====== Provided data
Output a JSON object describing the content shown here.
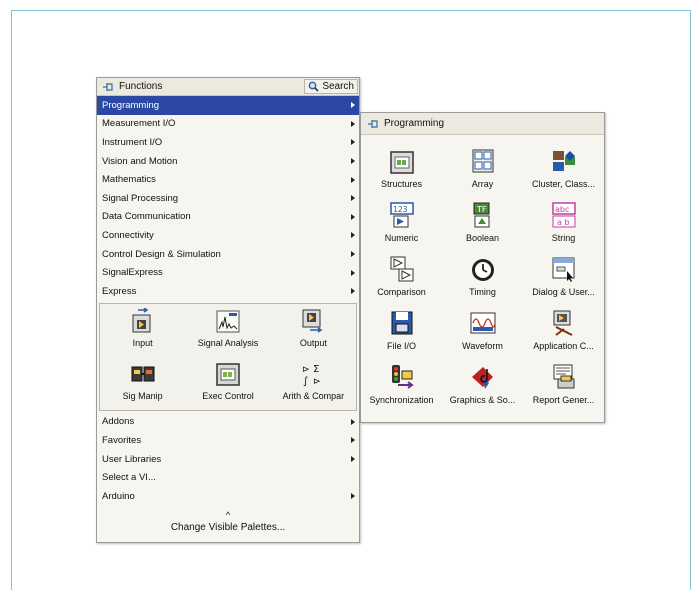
{
  "functions_palette": {
    "title": "Functions",
    "search_label": "Search",
    "items": [
      {
        "label": "Programming",
        "submenu": true,
        "selected": true
      },
      {
        "label": "Measurement I/O",
        "submenu": true
      },
      {
        "label": "Instrument I/O",
        "submenu": true
      },
      {
        "label": "Vision and Motion",
        "submenu": true
      },
      {
        "label": "Mathematics",
        "submenu": true
      },
      {
        "label": "Signal Processing",
        "submenu": true
      },
      {
        "label": "Data Communication",
        "submenu": true
      },
      {
        "label": "Connectivity",
        "submenu": true
      },
      {
        "label": "Control Design & Simulation",
        "submenu": true
      },
      {
        "label": "SignalExpress",
        "submenu": true
      },
      {
        "label": "Express",
        "submenu": true
      }
    ],
    "express_items": [
      {
        "label": "Input",
        "icon": "input-icon"
      },
      {
        "label": "Signal Analysis",
        "icon": "signal-analysis-icon"
      },
      {
        "label": "Output",
        "icon": "output-icon"
      },
      {
        "label": "Sig Manip",
        "icon": "sig-manip-icon"
      },
      {
        "label": "Exec Control",
        "icon": "exec-control-icon"
      },
      {
        "label": "Arith & Compar",
        "icon": "arith-compar-icon"
      }
    ],
    "bottom_items": [
      {
        "label": "Addons",
        "submenu": true
      },
      {
        "label": "Favorites",
        "submenu": true
      },
      {
        "label": "User Libraries",
        "submenu": true
      },
      {
        "label": "Select a VI...",
        "submenu": false
      },
      {
        "label": "Arduino",
        "submenu": true
      }
    ],
    "collapse_glyph": "^",
    "change_palettes_label": "Change Visible Palettes..."
  },
  "programming_palette": {
    "title": "Programming",
    "items": [
      {
        "label": "Structures",
        "icon": "structures-icon"
      },
      {
        "label": "Array",
        "icon": "array-icon"
      },
      {
        "label": "Cluster, Class...",
        "icon": "cluster-class-icon"
      },
      {
        "label": "Numeric",
        "icon": "numeric-icon"
      },
      {
        "label": "Boolean",
        "icon": "boolean-icon"
      },
      {
        "label": "String",
        "icon": "string-icon"
      },
      {
        "label": "Comparison",
        "icon": "comparison-icon"
      },
      {
        "label": "Timing",
        "icon": "timing-icon"
      },
      {
        "label": "Dialog & User...",
        "icon": "dialog-user-icon"
      },
      {
        "label": "File I/O",
        "icon": "file-io-icon"
      },
      {
        "label": "Waveform",
        "icon": "waveform-icon"
      },
      {
        "label": "Application C...",
        "icon": "application-control-icon"
      },
      {
        "label": "Synchronization",
        "icon": "synchronization-icon"
      },
      {
        "label": "Graphics & So...",
        "icon": "graphics-sound-icon"
      },
      {
        "label": "Report Gener...",
        "icon": "report-generation-icon"
      }
    ]
  },
  "colors": {
    "selection": "#2b49a4",
    "frame_border": "#7fc4cf",
    "palette_bg": "#f6f5ef"
  }
}
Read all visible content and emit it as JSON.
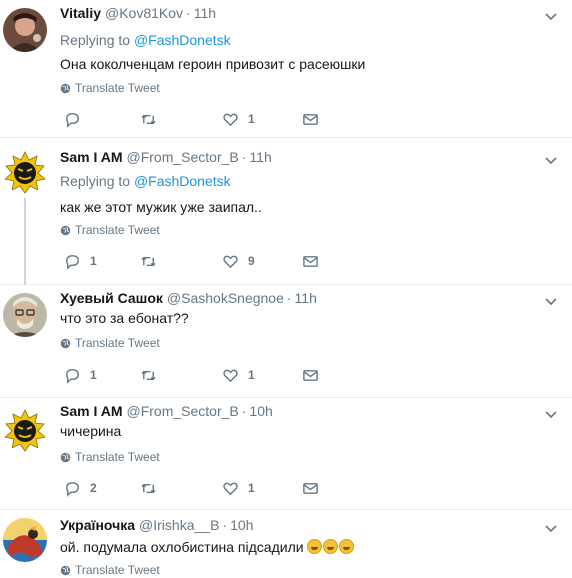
{
  "labels": {
    "replying_to": "Replying to",
    "translate": "Translate Tweet"
  },
  "tweets": [
    {
      "name": "Vitaliy",
      "handle": "@Kov81Kov",
      "time": "11h",
      "reply_to": "@FashDonetsk",
      "text": "Она коколченцам героин привозит с расеюшки",
      "replies": "",
      "retweets": "",
      "likes": "1"
    },
    {
      "name": "Sam I AM",
      "handle": "@From_Sector_B",
      "time": "11h",
      "reply_to": "@FashDonetsk",
      "text": "как же этот мужик уже заипал..",
      "replies": "1",
      "retweets": "",
      "likes": "9"
    },
    {
      "name": "Хуевый Сашок",
      "handle": "@SashokSnegnoe",
      "time": "11h",
      "reply_to": "",
      "text": "что это за ебонат??",
      "replies": "1",
      "retweets": "",
      "likes": "1"
    },
    {
      "name": "Sam I AM",
      "handle": "@From_Sector_B",
      "time": "10h",
      "reply_to": "",
      "text": "чичерина",
      "replies": "2",
      "retweets": "",
      "likes": "1"
    },
    {
      "name": "Україночка",
      "handle": "@Irishka__B",
      "time": "10h",
      "reply_to": "",
      "text": "ой. подумала охлобистина підсадили",
      "emoji": "rolling-on-floor-laughing-emoji",
      "replies": "",
      "retweets": "",
      "likes": ""
    }
  ],
  "colors": {
    "link": "#1b95e0",
    "secondary": "#657786",
    "divider": "#e6ecf0"
  }
}
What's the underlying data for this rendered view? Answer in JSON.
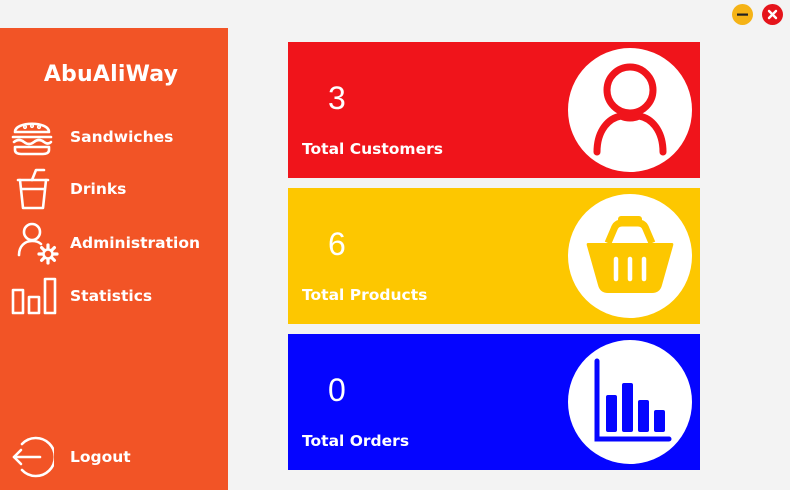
============
**Directions for this task**
Go through the listing above and locate each line that holds the word "handle". Copy those lines.

**Exercise solution**
      "handle": "@Kov81Kov",
      "handle": "@From_Sector_B",
      "handle": "@SashokSnegnoe",
      "handle": "@From_Sector_B",
      "handle": "@Irishka__B",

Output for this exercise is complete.